Objetivo 1
No texto sobre os conceitos de esquerda e direita, onde se sentavam os representantes da nobreza e do clero na França pré-revolucionária?

Texto do documento
::::

Folha de S. Paulo
Mesmo assim continuamos a usá-los porque
permitem que falemos às nossas tribos
Os conceitos de esquerda e direita ainda
fazem sentido? Cada vez menos.
Os termos surgiram na França pré-revolucionária, quando tinham precisão geográfica. Os representantes da nobreza e do clero, que defendiam as teses mais conservadoras, se sentavam à direita do rei; os da burguesia, com ideias de mudança, ficavam à esquerda. Era possível, portanto, prever as posições de um deputado apenas sabendo onde ele se sentava. De lá para cá, o mundo se tornou mais complexo e mais confuso.
É só ver que a plataforma econômica da
Reunião Nacional, o baluarte da extrema direita francesa, é muito semelhante à
da França Insubmissa, a agremiação da esquerda radical. Vladimir
Putin encontra apoiadores tanto à direita quanto à esquerda. A
defesa da liberdade de expressão, que já foi bandeira da esquerda, virou da
direita.

::::

Objetivo 2
Extraia, sem qualquer alteração, o trecho dos registros que vai do início deles até a linha que contém "amount-value: ¥ 1.00", incluídas ambas as extremidades.

Registros do exercício

::::

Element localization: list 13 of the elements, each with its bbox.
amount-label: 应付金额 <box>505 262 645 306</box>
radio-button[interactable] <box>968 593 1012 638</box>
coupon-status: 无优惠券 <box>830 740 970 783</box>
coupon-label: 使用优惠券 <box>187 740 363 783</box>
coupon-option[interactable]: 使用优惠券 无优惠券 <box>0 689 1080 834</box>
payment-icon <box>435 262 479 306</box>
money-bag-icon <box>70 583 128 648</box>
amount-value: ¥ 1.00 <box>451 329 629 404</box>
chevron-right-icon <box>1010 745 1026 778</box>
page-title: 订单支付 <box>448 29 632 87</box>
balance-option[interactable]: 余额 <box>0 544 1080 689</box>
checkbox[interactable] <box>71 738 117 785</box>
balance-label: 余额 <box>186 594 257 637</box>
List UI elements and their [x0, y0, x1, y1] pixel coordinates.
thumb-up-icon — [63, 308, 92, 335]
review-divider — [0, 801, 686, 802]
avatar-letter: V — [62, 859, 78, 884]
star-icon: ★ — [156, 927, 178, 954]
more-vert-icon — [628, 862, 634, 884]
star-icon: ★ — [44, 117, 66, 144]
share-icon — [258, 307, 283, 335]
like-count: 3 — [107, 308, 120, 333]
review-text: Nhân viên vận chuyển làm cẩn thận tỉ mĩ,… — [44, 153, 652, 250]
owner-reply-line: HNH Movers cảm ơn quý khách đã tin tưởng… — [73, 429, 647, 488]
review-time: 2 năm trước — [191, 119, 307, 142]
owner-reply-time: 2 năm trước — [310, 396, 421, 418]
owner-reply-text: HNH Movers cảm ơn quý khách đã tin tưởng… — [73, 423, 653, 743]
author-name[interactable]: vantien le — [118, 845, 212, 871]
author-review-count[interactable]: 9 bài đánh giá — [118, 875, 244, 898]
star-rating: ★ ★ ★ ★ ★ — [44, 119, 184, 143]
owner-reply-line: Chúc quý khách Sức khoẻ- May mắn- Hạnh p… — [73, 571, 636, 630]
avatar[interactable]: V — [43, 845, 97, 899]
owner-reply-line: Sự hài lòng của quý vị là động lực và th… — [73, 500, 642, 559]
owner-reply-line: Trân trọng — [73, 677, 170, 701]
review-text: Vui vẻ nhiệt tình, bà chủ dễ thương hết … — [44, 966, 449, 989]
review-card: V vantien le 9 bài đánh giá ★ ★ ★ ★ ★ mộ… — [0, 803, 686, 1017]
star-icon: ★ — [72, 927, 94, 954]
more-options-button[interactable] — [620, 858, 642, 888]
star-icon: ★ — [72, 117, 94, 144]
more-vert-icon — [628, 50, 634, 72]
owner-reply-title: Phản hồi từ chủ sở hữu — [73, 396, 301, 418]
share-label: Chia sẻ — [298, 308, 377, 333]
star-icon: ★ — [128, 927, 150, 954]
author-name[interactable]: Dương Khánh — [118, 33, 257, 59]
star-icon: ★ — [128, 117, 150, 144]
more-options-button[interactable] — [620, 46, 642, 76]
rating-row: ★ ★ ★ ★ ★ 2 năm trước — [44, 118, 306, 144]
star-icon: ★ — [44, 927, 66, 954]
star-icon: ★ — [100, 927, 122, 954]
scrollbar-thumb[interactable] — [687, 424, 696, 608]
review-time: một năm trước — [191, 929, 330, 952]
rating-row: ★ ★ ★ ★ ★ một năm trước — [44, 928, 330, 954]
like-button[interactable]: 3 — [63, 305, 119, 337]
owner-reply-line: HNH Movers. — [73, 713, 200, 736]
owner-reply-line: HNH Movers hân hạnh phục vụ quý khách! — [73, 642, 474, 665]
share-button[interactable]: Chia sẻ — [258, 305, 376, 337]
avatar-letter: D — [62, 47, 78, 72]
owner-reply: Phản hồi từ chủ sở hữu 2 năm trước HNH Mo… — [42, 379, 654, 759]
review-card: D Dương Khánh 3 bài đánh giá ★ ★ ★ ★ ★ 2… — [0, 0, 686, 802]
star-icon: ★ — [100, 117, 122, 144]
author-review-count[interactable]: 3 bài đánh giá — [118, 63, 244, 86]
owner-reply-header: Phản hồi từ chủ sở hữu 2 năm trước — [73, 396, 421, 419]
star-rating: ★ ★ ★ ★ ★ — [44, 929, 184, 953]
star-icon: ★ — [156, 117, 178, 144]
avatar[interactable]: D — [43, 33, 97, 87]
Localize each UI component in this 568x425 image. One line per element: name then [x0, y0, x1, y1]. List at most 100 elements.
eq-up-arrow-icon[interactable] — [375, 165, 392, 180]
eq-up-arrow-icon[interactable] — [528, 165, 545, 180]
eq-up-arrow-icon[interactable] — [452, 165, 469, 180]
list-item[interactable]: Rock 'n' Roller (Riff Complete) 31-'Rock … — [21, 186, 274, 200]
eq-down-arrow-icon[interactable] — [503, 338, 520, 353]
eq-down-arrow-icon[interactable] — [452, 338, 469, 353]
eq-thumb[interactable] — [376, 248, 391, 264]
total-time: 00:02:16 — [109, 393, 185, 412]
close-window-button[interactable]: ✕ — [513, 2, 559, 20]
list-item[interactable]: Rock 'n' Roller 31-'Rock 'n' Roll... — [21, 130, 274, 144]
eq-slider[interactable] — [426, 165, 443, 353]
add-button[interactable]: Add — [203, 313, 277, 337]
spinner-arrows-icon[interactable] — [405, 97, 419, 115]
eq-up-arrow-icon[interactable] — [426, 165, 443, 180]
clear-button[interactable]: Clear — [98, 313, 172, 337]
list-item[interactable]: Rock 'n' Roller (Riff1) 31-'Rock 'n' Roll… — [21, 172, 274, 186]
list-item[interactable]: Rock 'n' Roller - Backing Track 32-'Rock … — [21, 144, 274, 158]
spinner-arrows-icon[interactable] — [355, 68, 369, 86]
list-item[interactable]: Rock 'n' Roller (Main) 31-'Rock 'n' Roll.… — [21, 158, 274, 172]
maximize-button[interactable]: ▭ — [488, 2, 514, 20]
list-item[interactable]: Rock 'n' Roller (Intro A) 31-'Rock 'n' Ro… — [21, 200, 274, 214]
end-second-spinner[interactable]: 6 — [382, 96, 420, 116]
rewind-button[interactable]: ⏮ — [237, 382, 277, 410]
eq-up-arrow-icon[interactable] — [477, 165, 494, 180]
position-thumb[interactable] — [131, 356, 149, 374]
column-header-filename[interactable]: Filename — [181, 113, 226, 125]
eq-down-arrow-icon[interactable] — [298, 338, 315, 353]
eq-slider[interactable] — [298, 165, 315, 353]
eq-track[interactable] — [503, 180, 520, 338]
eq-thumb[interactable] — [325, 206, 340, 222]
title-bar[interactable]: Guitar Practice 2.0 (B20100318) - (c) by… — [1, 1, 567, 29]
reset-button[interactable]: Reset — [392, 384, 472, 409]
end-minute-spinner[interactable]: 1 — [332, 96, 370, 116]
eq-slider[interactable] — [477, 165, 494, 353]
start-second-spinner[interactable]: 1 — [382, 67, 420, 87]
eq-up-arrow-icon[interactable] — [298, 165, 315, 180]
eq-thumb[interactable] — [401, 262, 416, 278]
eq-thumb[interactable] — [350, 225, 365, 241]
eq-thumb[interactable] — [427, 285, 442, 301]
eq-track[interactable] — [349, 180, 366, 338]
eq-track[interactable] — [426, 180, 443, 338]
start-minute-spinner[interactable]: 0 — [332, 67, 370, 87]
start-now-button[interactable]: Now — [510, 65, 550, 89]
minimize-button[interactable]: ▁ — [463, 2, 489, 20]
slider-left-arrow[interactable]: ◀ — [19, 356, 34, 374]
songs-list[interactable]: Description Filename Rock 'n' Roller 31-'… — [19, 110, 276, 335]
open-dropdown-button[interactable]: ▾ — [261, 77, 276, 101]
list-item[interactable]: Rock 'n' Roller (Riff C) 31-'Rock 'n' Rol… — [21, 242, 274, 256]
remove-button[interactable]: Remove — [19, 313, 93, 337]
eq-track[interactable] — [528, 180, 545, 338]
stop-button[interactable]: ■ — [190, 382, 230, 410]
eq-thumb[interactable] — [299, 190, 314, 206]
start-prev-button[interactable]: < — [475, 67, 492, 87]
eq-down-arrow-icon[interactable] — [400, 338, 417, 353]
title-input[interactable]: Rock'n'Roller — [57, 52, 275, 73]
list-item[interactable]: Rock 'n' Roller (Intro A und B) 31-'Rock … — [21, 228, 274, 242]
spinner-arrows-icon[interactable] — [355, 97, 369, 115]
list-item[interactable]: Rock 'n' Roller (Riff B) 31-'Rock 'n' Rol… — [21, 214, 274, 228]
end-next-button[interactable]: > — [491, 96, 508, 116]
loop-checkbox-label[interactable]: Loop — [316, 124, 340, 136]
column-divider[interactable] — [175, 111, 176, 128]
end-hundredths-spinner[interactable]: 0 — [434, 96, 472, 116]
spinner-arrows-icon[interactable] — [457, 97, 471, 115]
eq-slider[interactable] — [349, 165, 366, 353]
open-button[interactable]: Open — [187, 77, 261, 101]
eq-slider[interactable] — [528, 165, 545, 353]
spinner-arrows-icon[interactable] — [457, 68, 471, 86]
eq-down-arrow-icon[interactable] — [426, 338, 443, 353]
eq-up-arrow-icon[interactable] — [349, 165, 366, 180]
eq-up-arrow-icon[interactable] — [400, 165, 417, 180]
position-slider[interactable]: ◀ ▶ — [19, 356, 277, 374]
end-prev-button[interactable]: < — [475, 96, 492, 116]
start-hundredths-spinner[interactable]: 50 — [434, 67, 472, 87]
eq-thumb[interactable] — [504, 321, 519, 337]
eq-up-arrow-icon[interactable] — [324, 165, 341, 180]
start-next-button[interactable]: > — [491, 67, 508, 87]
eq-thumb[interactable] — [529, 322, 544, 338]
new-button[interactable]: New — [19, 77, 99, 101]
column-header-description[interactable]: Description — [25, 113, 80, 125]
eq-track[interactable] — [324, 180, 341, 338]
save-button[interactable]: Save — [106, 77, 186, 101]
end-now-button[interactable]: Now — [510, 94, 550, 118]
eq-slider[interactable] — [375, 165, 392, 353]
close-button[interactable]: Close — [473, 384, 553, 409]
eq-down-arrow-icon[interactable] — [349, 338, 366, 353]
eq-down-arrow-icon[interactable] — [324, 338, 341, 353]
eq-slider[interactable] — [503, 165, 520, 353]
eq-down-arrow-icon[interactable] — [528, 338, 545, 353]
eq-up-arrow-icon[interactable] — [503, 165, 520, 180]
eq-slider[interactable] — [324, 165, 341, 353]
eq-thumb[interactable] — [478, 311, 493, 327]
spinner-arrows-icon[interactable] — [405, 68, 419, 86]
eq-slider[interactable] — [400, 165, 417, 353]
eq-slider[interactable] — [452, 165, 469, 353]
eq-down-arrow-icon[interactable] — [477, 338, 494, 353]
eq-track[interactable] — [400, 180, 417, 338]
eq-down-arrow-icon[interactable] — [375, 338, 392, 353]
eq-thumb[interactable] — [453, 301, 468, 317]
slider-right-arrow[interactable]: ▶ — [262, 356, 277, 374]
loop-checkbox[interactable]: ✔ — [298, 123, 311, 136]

::::

Resultado completo 1
À direita do rei.

Resultado completo 2
Element localization: list 13 of the elements, each with its bbox.
amount-label: 应付金额 <box>505 262 645 306</box>
radio-button[interactable] <box>968 593 1012 638</box>
coupon-status: 无优惠券 <box>830 740 970 783</box>
coupon-label: 使用优惠券 <box>187 740 363 783</box>
coupon-option[interactable]: 使用优惠券 无优惠券 <box>0 689 1080 834</box>
payment-icon <box>435 262 479 306</box>
money-bag-icon <box>70 583 128 648</box>
amount-value: ¥ 1.00 <box>451 329 629 404</box>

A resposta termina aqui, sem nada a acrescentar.